■ Data supplied:
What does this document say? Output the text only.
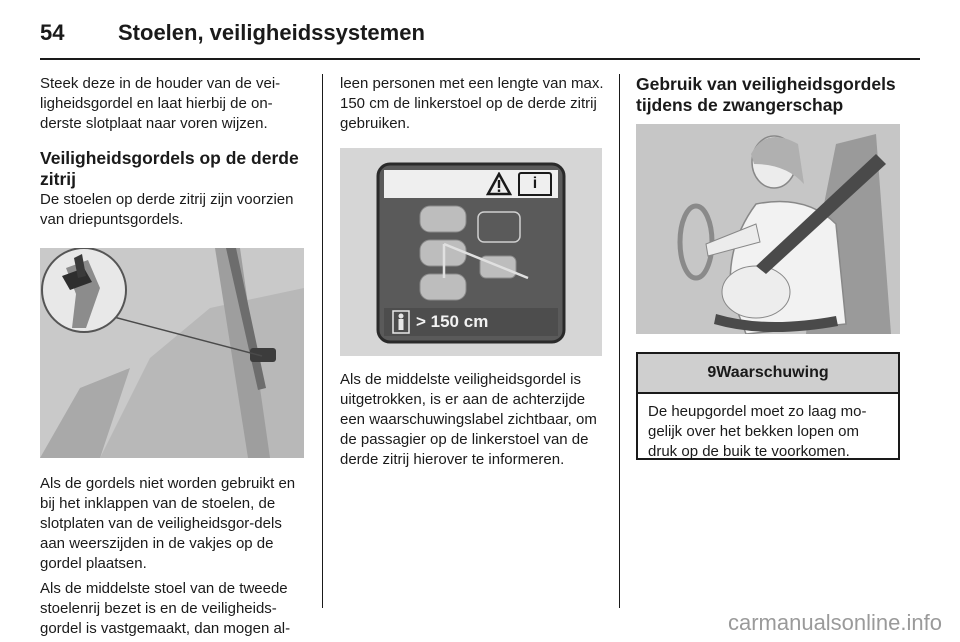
54 Stoelen, veiligheidssystemen

Steek deze in de houder van de vei-ligheidsgordel en laat hierbij de on-derste slotplaat naar voren wijzen.

Veiligheidsgordels op de derde zitrij

De stoelen op derde zitrij zijn voorzien van driepuntsgordels.

Als de gordels niet worden gebruikt en bij het inklappen van de stoelen, de slotplaten van de veiligheidsgor-dels aan weerszijden in de vakjes op de gordel plaatsen.

Als de middelste stoel van de tweede stoelenrij bezet is en de veiligheids-gordel is vastgemaakt, dan mogen al-

leen personen met een lengte van max. 150 cm de linkerstoel op de derde zitrij gebruiken.

i
> 150 cm

Als de middelste veiligheidsgordel is uitgetrokken, is er aan de achterzijde een waarschuwingslabel zichtbaar, om de passagier op de linkerstoel van de derde zitrij hierover te informeren.

Gebruik van veiligheidsgordels tijdens de zwangerschap
9Waarschuwing
De heupgordel moet zo laag mo-gelijk over het bekken lopen om druk op de buik te voorkomen.
carmanualsonline.info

■ Goal of the exercise:
Which lines contain "linkerstoel"? Copy each of them out.

■ Final result:
leen personen met een lengte van max. 150 cm de linkerstoel op de derde zitrij gebruiken.
Als de middelste veiligheidsgordel is uitgetrokken, is er aan de achterzijde een waarschuwingslabel zichtbaar, om de passagier op de linkerstoel van de derde zitrij hierover te informeren.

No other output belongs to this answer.